- Task instructions:
Rename "cell-id" to "record-id" in the entries, starting with the line that contains "I need the location" and going on through the line that contains "tab-data[interactable]: 数据 <box>408". Write out only those lines, with everything else left as it is.

Raw entries
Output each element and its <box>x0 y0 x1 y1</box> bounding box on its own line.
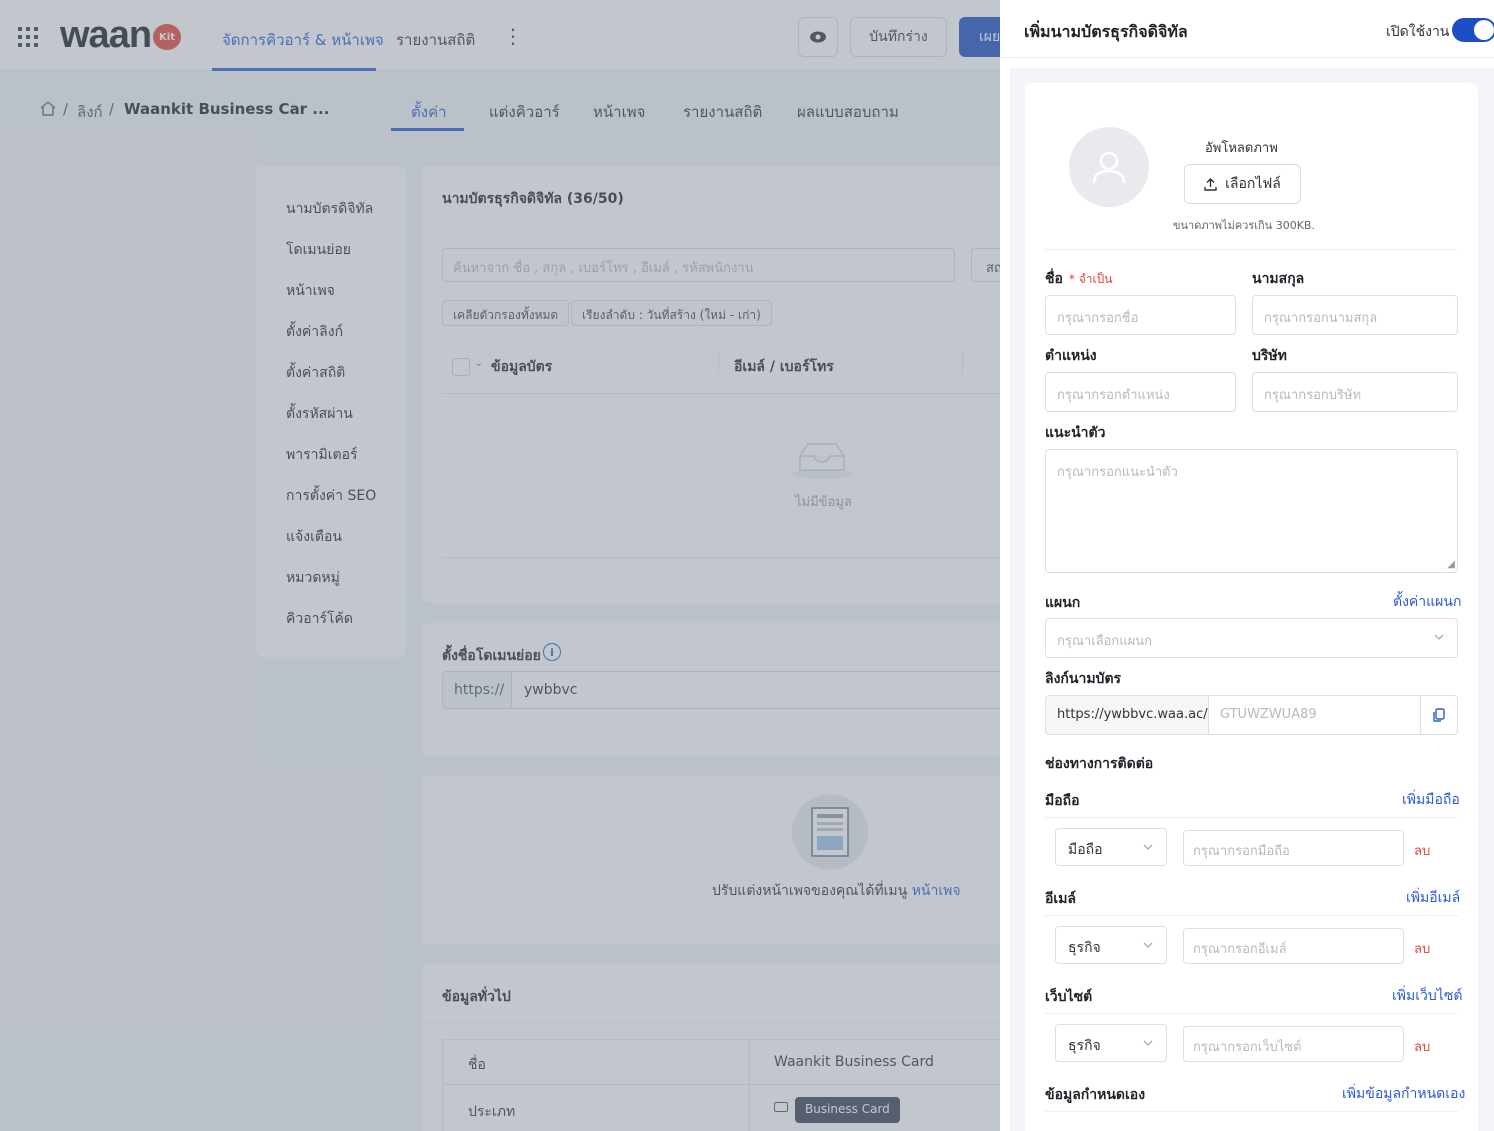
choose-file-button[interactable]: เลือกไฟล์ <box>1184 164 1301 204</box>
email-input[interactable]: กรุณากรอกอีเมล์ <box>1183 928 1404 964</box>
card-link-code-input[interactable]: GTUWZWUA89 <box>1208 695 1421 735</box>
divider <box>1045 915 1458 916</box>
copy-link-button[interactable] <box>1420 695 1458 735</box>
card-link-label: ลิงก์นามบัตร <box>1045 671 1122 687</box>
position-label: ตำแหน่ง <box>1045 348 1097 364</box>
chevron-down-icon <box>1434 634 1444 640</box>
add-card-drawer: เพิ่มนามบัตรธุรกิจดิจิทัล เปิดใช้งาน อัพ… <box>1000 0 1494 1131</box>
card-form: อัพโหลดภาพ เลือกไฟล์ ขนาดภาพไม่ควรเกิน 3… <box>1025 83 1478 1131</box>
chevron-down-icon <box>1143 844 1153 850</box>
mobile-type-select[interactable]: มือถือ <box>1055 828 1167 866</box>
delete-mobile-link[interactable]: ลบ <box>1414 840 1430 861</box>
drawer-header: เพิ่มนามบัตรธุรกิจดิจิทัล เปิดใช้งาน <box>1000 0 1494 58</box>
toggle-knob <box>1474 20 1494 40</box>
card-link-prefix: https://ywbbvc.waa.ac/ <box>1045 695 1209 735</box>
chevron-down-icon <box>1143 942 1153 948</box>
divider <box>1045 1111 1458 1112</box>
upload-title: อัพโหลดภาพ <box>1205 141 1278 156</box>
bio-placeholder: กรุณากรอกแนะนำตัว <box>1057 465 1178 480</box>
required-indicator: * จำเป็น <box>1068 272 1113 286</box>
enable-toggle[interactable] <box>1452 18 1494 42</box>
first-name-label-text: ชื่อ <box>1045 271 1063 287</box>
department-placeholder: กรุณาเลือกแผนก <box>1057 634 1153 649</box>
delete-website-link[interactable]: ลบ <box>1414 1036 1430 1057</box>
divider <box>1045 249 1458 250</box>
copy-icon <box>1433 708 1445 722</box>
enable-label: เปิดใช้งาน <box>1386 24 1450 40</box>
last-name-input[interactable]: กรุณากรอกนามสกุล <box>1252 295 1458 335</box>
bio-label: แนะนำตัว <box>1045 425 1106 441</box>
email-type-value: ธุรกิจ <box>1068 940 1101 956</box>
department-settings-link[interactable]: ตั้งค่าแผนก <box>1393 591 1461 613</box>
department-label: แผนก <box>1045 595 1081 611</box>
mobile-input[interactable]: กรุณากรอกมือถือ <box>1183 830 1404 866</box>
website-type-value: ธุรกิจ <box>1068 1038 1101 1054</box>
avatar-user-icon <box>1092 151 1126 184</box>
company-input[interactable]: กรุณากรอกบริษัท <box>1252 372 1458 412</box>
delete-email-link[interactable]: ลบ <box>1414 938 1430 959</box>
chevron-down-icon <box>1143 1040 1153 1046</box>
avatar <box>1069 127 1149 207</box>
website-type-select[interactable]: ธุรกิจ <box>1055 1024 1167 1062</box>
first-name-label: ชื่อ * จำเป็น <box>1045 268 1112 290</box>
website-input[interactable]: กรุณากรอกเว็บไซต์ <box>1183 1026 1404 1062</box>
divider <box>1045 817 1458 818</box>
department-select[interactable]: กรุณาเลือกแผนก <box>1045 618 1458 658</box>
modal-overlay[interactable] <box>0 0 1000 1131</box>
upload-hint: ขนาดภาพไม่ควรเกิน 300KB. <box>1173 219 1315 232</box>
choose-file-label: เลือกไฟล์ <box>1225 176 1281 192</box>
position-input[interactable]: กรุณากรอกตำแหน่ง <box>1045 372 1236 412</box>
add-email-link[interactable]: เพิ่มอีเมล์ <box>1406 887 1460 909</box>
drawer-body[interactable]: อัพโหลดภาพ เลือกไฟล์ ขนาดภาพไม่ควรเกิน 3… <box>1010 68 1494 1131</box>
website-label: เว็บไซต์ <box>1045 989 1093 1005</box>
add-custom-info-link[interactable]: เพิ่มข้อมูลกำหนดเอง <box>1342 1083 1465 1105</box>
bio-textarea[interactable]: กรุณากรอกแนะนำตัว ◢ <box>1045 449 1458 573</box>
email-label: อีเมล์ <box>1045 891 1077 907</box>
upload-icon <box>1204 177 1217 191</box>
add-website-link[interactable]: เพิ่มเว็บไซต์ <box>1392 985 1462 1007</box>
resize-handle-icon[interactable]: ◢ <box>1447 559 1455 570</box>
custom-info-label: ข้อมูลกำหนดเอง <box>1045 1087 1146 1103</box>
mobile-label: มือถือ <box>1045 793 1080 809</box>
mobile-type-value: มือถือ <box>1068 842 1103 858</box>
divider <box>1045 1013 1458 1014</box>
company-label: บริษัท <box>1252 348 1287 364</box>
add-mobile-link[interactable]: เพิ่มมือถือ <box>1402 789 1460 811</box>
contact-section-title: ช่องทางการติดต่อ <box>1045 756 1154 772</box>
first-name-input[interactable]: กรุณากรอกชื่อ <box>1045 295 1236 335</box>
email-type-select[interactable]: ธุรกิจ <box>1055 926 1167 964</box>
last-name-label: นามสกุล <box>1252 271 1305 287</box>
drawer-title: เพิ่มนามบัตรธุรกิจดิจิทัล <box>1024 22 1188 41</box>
--
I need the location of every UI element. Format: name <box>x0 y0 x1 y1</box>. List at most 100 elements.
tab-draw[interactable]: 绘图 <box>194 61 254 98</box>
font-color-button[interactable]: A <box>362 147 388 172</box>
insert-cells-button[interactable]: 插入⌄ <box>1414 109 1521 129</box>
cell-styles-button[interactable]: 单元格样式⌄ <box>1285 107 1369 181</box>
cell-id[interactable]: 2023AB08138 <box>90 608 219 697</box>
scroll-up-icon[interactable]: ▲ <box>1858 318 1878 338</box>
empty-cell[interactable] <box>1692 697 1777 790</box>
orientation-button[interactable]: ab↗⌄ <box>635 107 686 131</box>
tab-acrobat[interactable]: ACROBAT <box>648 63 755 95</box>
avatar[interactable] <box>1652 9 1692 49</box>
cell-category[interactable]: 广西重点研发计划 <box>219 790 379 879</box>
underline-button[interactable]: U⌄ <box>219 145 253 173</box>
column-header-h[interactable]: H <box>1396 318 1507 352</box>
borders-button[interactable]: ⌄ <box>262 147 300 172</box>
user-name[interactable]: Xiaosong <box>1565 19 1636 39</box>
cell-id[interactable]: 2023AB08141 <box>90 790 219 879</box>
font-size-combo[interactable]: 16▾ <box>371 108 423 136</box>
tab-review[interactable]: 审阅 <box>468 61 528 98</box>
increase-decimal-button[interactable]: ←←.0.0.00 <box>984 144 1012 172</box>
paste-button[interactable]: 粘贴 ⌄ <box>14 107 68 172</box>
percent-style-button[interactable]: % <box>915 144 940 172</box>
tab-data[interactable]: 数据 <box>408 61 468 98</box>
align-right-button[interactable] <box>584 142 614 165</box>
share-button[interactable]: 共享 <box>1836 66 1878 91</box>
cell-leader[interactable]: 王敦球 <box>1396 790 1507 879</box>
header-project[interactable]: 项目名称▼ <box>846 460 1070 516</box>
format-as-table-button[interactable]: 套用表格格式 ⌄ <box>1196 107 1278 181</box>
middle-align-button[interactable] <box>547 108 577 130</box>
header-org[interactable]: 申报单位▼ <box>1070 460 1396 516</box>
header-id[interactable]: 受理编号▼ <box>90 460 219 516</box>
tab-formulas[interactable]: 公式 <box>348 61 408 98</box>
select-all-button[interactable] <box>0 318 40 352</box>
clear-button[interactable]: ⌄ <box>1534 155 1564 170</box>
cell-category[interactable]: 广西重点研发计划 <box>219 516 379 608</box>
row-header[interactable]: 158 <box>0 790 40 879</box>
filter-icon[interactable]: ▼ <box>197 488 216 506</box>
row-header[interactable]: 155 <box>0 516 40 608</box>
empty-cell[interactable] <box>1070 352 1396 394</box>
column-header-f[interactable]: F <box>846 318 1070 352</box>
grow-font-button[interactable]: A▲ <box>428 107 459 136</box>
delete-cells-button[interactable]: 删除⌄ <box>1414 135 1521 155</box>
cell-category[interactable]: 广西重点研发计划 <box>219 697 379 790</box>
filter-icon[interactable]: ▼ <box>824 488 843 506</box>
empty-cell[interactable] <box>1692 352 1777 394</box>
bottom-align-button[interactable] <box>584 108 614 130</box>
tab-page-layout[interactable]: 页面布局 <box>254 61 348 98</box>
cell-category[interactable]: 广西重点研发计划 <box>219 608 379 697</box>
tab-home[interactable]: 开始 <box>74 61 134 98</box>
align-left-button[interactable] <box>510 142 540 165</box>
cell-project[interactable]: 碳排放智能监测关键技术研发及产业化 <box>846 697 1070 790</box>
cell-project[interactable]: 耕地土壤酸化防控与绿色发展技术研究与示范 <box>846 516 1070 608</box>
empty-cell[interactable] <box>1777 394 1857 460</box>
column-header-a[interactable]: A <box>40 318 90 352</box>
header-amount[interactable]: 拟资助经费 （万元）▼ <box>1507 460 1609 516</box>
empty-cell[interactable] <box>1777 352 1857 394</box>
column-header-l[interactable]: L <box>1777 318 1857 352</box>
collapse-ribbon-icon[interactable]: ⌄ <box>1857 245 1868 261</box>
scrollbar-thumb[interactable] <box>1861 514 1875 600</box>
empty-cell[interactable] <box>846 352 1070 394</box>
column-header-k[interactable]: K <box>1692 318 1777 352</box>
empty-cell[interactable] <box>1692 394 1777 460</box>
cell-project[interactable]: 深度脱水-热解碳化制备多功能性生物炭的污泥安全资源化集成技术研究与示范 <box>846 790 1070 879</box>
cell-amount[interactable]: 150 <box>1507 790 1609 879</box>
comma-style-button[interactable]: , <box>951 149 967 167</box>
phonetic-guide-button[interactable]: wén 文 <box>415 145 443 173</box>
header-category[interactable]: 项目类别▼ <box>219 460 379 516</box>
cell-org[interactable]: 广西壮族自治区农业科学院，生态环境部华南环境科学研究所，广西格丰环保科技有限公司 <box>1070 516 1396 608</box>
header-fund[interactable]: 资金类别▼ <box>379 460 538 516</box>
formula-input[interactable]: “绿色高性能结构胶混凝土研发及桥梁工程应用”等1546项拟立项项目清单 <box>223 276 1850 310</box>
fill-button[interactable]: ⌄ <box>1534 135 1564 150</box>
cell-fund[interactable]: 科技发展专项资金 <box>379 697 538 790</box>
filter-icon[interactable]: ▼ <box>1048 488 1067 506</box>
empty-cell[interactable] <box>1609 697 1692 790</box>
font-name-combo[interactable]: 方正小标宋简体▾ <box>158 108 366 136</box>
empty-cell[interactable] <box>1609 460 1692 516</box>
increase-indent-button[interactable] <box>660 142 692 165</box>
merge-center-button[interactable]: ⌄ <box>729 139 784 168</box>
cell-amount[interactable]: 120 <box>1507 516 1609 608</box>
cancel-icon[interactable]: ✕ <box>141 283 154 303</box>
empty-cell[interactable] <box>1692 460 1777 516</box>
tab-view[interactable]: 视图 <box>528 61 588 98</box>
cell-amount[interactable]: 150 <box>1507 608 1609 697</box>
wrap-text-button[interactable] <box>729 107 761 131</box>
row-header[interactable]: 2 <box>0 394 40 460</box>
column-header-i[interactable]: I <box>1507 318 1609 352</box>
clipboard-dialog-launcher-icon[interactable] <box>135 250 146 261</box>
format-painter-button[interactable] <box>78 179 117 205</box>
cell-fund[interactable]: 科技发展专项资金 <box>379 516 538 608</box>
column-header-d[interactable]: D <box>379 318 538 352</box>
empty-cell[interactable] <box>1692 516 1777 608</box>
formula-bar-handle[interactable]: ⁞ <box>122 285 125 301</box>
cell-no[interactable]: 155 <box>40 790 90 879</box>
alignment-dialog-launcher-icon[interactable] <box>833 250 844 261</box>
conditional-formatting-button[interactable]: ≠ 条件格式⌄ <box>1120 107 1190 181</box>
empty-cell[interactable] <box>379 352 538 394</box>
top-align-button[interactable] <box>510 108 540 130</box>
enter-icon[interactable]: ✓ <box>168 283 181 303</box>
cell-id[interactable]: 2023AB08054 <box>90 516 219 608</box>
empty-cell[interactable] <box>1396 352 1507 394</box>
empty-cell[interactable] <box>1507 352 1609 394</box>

- Written response:
I need the location of every UI element. Format: name <box>x0 y0 x1 y1</box>. List at most 100 elements.
tab-draw[interactable]: 绘图 <box>194 61 254 98</box>
font-color-button[interactable]: A <box>362 147 388 172</box>
insert-cells-button[interactable]: 插入⌄ <box>1414 109 1521 129</box>
cell-styles-button[interactable]: 单元格样式⌄ <box>1285 107 1369 181</box>
record-id[interactable]: 2023AB08138 <box>90 608 219 697</box>
scroll-up-icon[interactable]: ▲ <box>1858 318 1878 338</box>
empty-cell[interactable] <box>1692 697 1777 790</box>
orientation-button[interactable]: ab↗⌄ <box>635 107 686 131</box>
tab-acrobat[interactable]: ACROBAT <box>648 63 755 95</box>
avatar[interactable] <box>1652 9 1692 49</box>
cell-category[interactable]: 广西重点研发计划 <box>219 790 379 879</box>
underline-button[interactable]: U⌄ <box>219 145 253 173</box>
column-header-h[interactable]: H <box>1396 318 1507 352</box>
borders-button[interactable]: ⌄ <box>262 147 300 172</box>
user-name[interactable]: Xiaosong <box>1565 19 1636 39</box>
record-id[interactable]: 2023AB08141 <box>90 790 219 879</box>
font-size-combo[interactable]: 16▾ <box>371 108 423 136</box>
tab-review[interactable]: 审阅 <box>468 61 528 98</box>
increase-decimal-button[interactable]: ←←.0.0.00 <box>984 144 1012 172</box>
paste-button[interactable]: 粘贴 ⌄ <box>14 107 68 172</box>
percent-style-button[interactable]: % <box>915 144 940 172</box>
tab-data[interactable]: 数据 <box>408 61 468 98</box>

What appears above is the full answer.